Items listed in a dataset
○ ○ ○ ○

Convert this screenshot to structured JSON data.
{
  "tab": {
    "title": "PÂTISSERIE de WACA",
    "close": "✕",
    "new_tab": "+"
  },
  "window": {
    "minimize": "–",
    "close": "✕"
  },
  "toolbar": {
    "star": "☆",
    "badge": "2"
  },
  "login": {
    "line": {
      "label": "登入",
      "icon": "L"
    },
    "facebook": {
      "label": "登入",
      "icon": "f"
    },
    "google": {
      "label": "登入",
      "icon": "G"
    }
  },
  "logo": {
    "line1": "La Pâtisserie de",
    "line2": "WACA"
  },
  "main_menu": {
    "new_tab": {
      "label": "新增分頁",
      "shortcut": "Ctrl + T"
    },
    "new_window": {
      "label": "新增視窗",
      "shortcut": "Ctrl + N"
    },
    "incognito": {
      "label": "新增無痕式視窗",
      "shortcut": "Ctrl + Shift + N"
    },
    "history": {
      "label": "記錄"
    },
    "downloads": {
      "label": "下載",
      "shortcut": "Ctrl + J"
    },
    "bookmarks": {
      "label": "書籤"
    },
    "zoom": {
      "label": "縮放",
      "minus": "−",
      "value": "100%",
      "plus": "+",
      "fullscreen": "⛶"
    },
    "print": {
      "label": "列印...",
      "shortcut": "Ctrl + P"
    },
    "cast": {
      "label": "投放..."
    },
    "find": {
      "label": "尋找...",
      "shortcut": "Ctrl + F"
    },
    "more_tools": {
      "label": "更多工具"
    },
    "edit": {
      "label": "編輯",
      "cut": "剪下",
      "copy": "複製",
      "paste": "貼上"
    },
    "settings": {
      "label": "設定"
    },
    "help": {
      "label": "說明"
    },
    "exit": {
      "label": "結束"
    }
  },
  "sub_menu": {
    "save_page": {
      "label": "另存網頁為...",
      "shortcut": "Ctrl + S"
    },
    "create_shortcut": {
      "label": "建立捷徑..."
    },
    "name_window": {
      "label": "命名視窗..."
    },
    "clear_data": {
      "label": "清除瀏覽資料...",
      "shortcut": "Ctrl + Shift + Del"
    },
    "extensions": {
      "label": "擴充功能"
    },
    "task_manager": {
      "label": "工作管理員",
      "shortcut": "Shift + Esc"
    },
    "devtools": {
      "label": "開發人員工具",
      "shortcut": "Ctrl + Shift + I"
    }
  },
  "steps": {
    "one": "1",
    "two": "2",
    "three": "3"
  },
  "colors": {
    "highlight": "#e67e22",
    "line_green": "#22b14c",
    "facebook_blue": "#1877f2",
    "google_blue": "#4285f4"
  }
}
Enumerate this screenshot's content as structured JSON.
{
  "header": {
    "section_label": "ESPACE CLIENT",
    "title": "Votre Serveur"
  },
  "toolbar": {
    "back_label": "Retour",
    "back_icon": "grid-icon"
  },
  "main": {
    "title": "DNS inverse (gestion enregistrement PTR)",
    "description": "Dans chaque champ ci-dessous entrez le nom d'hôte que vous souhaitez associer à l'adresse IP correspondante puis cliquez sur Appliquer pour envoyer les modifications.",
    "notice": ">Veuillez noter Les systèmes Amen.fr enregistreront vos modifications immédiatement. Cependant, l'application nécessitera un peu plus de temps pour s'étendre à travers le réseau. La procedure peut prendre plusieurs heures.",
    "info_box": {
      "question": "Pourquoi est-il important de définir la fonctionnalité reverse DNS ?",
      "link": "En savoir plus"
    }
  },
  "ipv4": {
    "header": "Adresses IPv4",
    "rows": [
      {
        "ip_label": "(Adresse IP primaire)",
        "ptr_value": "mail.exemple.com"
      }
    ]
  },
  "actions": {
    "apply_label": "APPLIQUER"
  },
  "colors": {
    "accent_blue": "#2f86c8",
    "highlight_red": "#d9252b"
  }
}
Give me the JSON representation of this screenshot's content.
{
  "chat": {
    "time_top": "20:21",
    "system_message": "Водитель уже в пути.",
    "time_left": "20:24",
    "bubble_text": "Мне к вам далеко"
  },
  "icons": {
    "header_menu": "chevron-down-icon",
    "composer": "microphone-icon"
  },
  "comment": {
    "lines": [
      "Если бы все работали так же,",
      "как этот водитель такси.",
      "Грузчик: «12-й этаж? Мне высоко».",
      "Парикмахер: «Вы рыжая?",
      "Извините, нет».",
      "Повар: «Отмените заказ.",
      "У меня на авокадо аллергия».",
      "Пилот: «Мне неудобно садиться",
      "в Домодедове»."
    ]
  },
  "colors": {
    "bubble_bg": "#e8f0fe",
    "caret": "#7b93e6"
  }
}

○ ○ ○ ○

Exercise goal → Restate each of the entries above verbatim.

Solved exercise →
Convert this screenshot to structured JSON data.
{
  "tab": {
    "title": "PÂTISSERIE de WACA",
    "close": "✕",
    "new_tab": "+"
  },
  "window": {
    "minimize": "–",
    "close": "✕"
  },
  "toolbar": {
    "star": "☆",
    "badge": "2"
  },
  "login": {
    "line": {
      "label": "登入",
      "icon": "L"
    },
    "facebook": {
      "label": "登入",
      "icon": "f"
    },
    "google": {
      "label": "登入",
      "icon": "G"
    }
  },
  "logo": {
    "line1": "La Pâtisserie de",
    "line2": "WACA"
  },
  "main_menu": {
    "new_tab": {
      "label": "新增分頁",
      "shortcut": "Ctrl + T"
    },
    "new_window": {
      "label": "新增視窗",
      "shortcut": "Ctrl + N"
    },
    "incognito": {
      "label": "新增無痕式視窗",
      "shortcut": "Ctrl + Shift + N"
    },
    "history": {
      "label": "記錄"
    },
    "downloads": {
      "label": "下載",
      "shortcut": "Ctrl + J"
    },
    "bookmarks": {
      "label": "書籤"
    },
    "zoom": {
      "label": "縮放",
      "minus": "−",
      "value": "100%",
      "plus": "+",
      "fullscreen": "⛶"
    },
    "print": {
      "label": "列印...",
      "shortcut": "Ctrl + P"
    },
    "cast": {
      "label": "投放..."
    },
    "find": {
      "label": "尋找...",
      "shortcut": "Ctrl + F"
    },
    "more_tools": {
      "label": "更多工具"
    },
    "edit": {
      "label": "編輯",
      "cut": "剪下",
      "copy": "複製",
      "paste": "貼上"
    },
    "settings": {
      "label": "設定"
    },
    "help": {
      "label": "說明"
    },
    "exit": {
      "label": "結束"
    }
  },
  "sub_menu": {
    "save_page": {
      "label": "另存網頁為...",
      "shortcut": "Ctrl + S"
    },
    "create_shortcut": {
      "label": "建立捷徑..."
    },
    "name_window": {
      "label": "命名視窗..."
    },
    "clear_data": {
      "label": "清除瀏覽資料...",
      "shortcut": "Ctrl + Shift + Del"
    },
    "extensions": {
      "label": "擴充功能"
    },
    "task_manager": {
      "label": "工作管理員",
      "shortcut": "Shift + Esc"
    },
    "devtools": {
      "label": "開發人員工具",
      "shortcut": "Ctrl + Shift + I"
    }
  },
  "steps": {
    "one": "1",
    "two": "2",
    "three": "3"
  },
  "colors": {
    "highlight": "#e67e22",
    "line_green": "#22b14c",
    "facebook_blue": "#1877f2",
    "google_blue": "#4285f4"
  }
}
Enumerate this screenshot's content as structured JSON.
{
  "header": {
    "section_label": "ESPACE CLIENT",
    "title": "Votre Serveur"
  },
  "toolbar": {
    "back_label": "Retour",
    "back_icon": "grid-icon"
  },
  "main": {
    "title": "DNS inverse (gestion enregistrement PTR)",
    "description": "Dans chaque champ ci-dessous entrez le nom d'hôte que vous souhaitez associer à l'adresse IP correspondante puis cliquez sur Appliquer pour envoyer les modifications.",
    "notice": ">Veuillez noter Les systèmes Amen.fr enregistreront vos modifications immédiatement. Cependant, l'application nécessitera un peu plus de temps pour s'étendre à travers le réseau. La procedure peut prendre plusieurs heures.",
    "info_box": {
      "question": "Pourquoi est-il important de définir la fonctionnalité reverse DNS ?",
      "link": "En savoir plus"
    }
  },
  "ipv4": {
    "header": "Adresses IPv4",
    "rows": [
      {
        "ip_label": "(Adresse IP primaire)",
        "ptr_value": "mail.exemple.com"
      }
    ]
  },
  "actions": {
    "apply_label": "APPLIQUER"
  },
  "colors": {
    "accent_blue": "#2f86c8",
    "highlight_red": "#d9252b"
  }
}
Give me the JSON representation of this screenshot's content.
{
  "chat": {
    "time_top": "20:21",
    "system_message": "Водитель уже в пути.",
    "time_left": "20:24",
    "bubble_text": "Мне к вам далеко"
  },
  "icons": {
    "header_menu": "chevron-down-icon",
    "composer": "microphone-icon"
  },
  "comment": {
    "lines": [
      "Если бы все работали так же,",
      "как этот водитель такси.",
      "Грузчик: «12-й этаж? Мне высоко».",
      "Парикмахер: «Вы рыжая?",
      "Извините, нет».",
      "Повар: «Отмените заказ.",
      "У меня на авокадо аллергия».",
      "Пилот: «Мне неудобно садиться",
      "в Домодедове»."
    ]
  },
  "colors": {
    "bubble_bg": "#e8f0fe",
    "caret": "#7b93e6"
  }
}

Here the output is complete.